EXERCISE DESCRIPTION –
Find the lines containing "amount" and say how many there are, with no other words.

(Figure record extracts)
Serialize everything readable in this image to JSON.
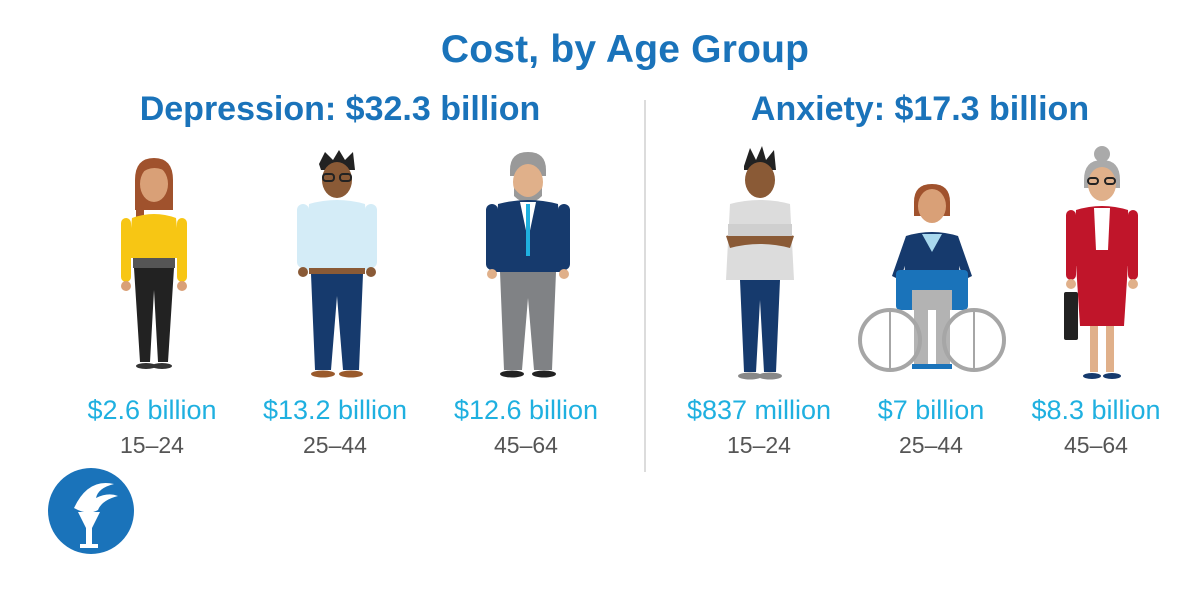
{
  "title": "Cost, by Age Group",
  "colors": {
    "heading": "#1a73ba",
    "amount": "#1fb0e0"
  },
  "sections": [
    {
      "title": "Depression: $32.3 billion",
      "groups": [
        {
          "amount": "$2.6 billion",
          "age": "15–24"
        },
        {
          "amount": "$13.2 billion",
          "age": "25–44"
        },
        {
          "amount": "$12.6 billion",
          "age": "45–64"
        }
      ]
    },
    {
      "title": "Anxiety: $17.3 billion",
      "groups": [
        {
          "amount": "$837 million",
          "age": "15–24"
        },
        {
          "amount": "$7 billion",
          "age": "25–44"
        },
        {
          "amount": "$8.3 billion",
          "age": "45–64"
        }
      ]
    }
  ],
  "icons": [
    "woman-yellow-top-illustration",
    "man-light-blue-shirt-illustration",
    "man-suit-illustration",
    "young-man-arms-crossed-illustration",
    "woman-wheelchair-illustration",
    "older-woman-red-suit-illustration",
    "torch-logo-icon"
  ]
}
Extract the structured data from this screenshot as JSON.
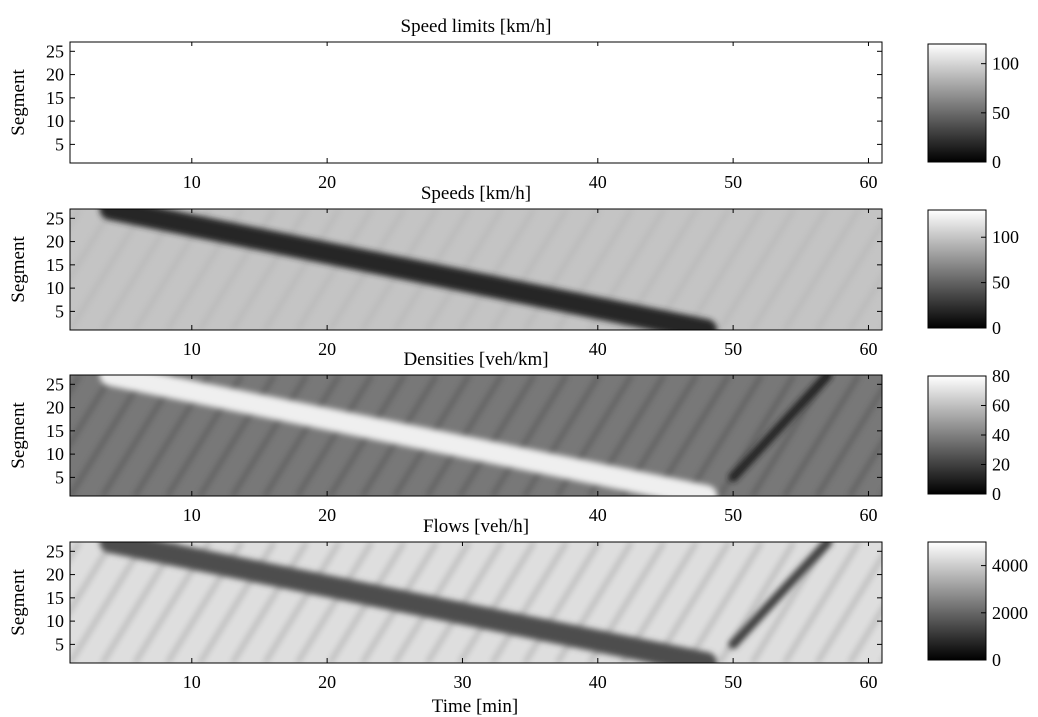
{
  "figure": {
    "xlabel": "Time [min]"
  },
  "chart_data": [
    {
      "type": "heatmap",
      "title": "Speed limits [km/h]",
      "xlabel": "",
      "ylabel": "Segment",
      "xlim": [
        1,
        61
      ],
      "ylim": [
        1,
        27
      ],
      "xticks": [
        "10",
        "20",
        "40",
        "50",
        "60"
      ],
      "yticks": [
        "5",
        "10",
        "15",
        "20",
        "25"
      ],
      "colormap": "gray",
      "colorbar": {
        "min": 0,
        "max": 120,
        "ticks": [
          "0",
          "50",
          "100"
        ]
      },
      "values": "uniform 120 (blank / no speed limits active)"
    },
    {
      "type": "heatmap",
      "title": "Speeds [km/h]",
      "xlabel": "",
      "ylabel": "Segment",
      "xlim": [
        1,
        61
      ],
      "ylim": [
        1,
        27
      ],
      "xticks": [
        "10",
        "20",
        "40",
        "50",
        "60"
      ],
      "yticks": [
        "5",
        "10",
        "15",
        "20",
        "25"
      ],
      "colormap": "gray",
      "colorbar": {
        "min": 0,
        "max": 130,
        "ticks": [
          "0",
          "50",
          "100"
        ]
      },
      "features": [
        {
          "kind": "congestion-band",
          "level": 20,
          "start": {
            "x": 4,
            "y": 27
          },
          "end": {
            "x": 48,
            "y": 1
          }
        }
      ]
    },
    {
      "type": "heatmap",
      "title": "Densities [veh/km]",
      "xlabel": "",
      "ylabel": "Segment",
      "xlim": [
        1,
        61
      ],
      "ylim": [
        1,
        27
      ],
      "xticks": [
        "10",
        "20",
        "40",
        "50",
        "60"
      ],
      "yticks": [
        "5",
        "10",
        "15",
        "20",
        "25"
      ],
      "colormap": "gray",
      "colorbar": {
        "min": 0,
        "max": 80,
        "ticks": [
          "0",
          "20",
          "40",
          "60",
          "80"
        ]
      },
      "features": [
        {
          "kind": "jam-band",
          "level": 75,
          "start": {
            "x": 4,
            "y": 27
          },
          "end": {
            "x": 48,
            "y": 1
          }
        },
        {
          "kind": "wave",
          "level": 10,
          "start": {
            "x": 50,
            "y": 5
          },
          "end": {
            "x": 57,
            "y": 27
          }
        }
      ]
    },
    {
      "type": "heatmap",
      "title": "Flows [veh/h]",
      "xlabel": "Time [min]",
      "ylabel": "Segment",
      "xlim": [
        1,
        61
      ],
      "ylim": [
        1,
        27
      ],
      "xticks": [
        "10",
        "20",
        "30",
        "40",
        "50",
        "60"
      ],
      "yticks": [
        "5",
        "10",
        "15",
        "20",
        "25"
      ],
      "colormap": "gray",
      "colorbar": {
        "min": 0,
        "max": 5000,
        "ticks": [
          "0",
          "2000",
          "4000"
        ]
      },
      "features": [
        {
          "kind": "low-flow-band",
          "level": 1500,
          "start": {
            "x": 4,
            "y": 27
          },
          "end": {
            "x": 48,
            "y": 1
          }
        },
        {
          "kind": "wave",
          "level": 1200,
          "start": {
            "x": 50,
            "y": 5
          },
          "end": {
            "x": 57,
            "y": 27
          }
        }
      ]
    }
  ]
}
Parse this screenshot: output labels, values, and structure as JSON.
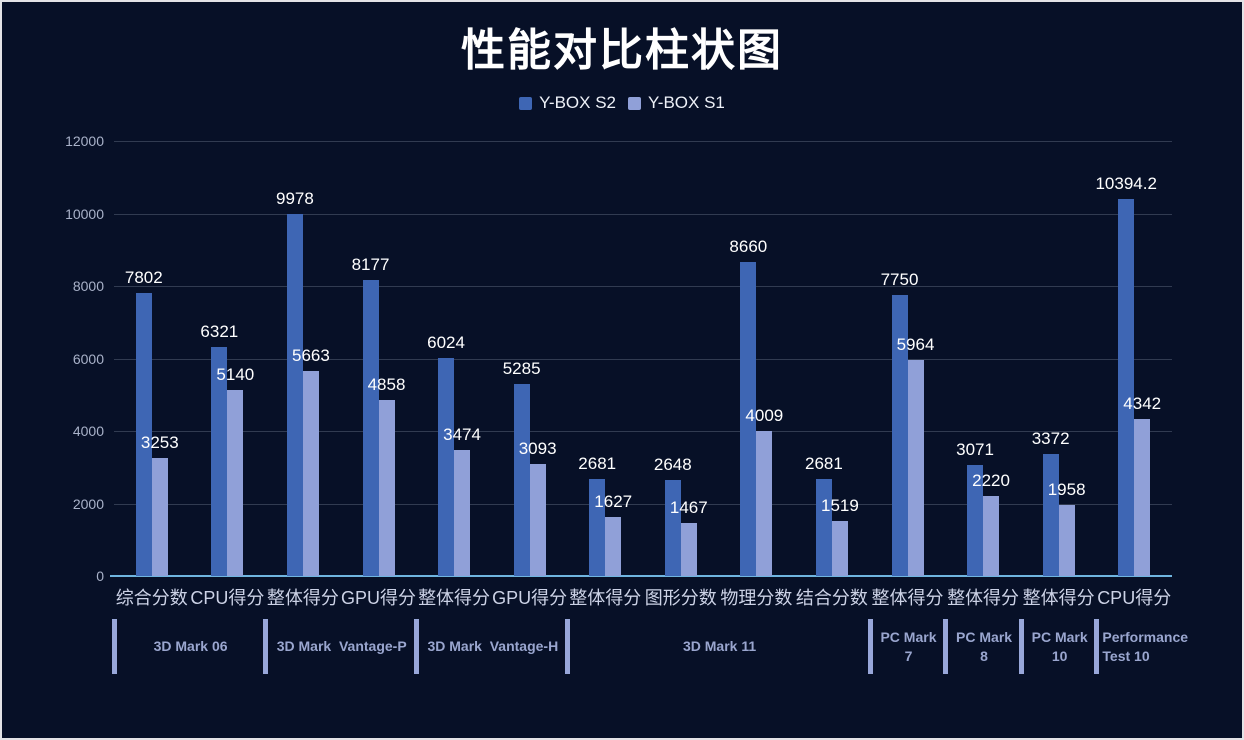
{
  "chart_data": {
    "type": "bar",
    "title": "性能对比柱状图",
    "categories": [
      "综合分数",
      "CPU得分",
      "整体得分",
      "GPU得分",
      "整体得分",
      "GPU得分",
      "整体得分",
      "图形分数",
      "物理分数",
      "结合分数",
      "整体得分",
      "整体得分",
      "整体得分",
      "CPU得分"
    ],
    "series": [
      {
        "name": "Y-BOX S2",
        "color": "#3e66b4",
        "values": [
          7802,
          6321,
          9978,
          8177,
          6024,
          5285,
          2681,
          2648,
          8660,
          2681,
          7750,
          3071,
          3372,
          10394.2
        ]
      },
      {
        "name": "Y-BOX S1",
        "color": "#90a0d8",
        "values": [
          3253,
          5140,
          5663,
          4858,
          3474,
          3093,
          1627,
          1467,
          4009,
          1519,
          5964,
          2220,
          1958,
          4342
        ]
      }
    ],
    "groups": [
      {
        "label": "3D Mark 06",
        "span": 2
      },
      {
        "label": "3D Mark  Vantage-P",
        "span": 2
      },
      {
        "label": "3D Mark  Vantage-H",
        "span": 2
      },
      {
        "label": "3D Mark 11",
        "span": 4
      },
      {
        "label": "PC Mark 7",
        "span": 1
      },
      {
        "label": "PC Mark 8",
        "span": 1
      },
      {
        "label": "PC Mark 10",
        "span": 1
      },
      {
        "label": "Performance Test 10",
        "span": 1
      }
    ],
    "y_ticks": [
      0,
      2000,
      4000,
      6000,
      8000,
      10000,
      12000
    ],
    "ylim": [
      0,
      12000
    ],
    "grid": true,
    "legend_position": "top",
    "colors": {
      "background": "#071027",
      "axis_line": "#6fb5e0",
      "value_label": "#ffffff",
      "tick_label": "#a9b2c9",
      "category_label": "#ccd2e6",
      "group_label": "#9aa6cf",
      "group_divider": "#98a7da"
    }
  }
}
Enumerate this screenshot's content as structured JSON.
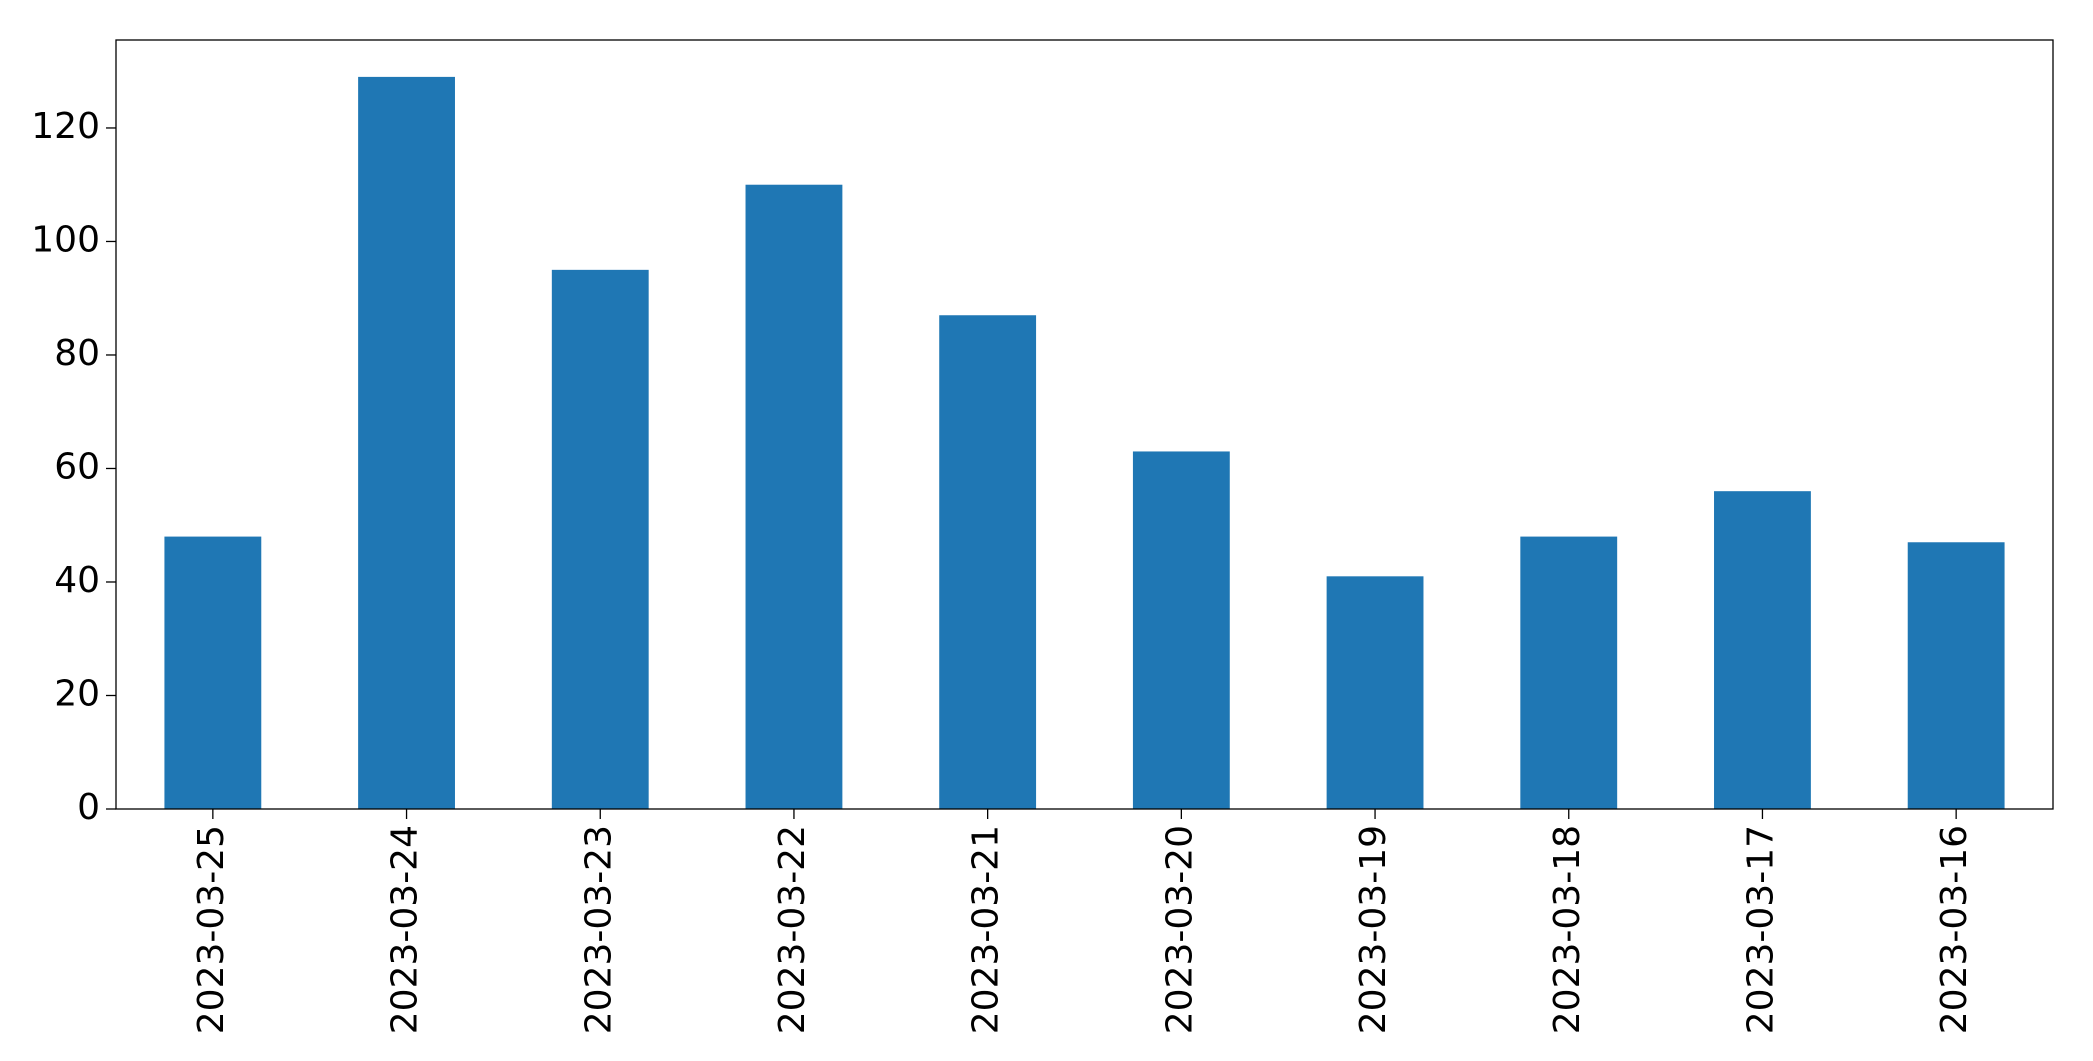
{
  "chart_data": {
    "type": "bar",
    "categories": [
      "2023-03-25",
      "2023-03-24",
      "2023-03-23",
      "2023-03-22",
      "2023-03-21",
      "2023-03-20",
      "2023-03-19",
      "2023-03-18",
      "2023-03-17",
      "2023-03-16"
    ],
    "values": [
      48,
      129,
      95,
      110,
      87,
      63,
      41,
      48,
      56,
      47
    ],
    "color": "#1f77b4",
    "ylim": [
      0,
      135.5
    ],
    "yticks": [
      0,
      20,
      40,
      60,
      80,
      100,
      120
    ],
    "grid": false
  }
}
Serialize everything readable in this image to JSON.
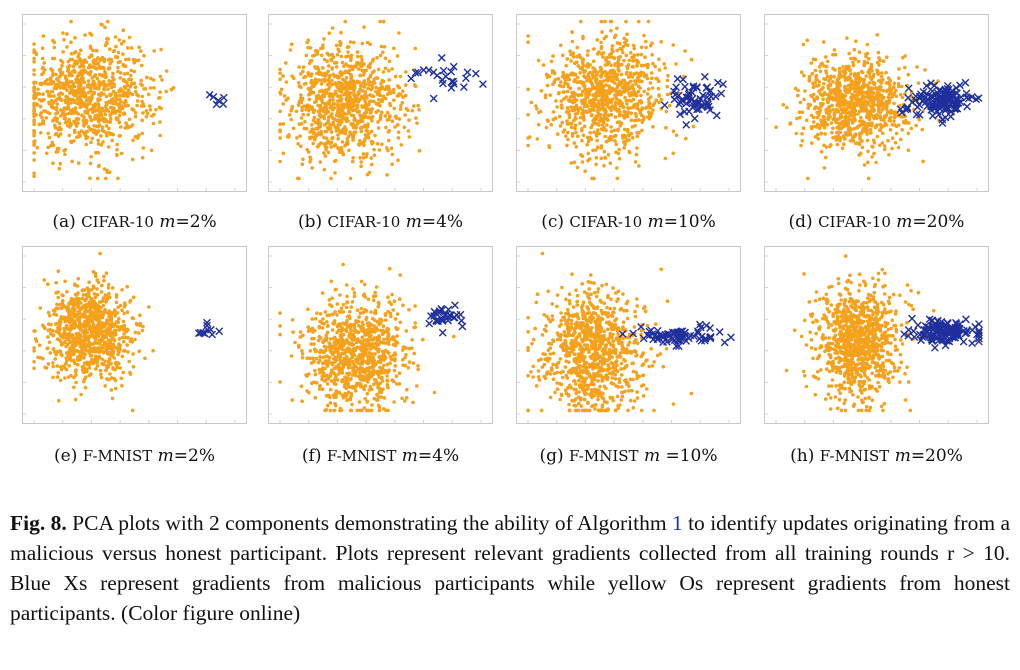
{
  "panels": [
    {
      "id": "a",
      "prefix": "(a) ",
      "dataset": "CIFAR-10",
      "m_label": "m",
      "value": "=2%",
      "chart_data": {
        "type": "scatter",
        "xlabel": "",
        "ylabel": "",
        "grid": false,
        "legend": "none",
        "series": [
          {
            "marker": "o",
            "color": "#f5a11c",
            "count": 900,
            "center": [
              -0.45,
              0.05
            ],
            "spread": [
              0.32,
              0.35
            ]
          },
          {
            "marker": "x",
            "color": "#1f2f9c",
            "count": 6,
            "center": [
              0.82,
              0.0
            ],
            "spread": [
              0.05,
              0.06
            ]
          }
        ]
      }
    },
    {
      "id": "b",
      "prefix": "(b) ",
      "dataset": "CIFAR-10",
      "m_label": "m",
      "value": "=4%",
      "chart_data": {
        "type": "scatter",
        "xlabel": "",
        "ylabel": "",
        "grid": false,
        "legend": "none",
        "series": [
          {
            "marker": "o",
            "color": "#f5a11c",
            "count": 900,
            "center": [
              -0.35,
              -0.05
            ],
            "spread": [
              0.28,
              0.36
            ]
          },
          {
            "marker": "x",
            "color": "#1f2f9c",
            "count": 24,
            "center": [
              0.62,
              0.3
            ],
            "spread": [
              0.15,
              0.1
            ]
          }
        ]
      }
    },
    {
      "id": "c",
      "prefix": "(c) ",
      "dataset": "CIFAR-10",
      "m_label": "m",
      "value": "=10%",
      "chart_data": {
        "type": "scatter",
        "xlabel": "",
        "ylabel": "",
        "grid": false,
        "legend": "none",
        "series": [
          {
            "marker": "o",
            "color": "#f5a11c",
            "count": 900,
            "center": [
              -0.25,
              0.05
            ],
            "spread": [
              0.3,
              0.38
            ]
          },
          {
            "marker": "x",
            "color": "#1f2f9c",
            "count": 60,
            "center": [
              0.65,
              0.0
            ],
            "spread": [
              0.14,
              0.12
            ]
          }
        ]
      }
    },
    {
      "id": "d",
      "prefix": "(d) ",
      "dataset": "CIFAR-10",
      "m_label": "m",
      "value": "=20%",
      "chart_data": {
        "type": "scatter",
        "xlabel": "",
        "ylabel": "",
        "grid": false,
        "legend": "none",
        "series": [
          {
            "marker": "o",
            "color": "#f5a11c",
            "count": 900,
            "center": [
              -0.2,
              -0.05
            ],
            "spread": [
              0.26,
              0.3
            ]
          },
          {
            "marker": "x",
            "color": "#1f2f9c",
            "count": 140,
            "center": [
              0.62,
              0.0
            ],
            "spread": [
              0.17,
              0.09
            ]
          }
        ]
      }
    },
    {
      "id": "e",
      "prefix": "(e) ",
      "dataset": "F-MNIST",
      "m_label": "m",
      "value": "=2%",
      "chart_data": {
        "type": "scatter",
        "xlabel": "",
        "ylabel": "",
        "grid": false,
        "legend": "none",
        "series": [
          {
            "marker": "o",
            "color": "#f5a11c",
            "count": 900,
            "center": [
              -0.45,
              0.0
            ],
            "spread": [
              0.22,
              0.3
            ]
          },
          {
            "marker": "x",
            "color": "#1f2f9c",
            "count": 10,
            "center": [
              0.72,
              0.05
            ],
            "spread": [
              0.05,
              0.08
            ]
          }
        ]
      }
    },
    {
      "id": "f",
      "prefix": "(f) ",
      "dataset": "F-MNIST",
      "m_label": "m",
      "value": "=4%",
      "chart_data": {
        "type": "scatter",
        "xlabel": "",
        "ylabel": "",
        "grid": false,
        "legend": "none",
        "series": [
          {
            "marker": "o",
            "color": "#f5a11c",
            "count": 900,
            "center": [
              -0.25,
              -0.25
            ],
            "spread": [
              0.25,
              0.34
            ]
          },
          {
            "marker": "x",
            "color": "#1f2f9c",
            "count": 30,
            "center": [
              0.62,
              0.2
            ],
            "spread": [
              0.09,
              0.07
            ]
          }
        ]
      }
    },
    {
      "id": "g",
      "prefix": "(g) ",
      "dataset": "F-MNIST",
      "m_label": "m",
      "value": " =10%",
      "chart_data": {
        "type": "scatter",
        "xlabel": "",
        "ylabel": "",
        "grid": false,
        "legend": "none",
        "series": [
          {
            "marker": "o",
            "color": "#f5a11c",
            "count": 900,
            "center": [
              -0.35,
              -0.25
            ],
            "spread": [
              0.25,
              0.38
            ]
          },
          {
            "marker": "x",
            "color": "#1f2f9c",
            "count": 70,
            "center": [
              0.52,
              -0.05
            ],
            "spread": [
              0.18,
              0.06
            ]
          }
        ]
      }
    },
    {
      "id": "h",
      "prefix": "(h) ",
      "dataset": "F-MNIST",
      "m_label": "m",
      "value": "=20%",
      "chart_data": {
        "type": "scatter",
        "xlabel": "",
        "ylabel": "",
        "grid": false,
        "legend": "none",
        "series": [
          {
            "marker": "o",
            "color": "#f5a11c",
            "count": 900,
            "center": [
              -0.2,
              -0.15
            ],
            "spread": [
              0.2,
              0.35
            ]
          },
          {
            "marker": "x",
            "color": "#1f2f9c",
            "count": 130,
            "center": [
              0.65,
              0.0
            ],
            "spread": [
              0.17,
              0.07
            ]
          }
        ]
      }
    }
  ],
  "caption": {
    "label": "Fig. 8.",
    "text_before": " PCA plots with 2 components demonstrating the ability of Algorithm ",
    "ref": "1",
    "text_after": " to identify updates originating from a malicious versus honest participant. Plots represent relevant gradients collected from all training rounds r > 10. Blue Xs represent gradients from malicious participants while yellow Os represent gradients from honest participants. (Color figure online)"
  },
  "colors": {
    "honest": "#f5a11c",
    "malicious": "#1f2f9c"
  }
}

THE ANSWER –
7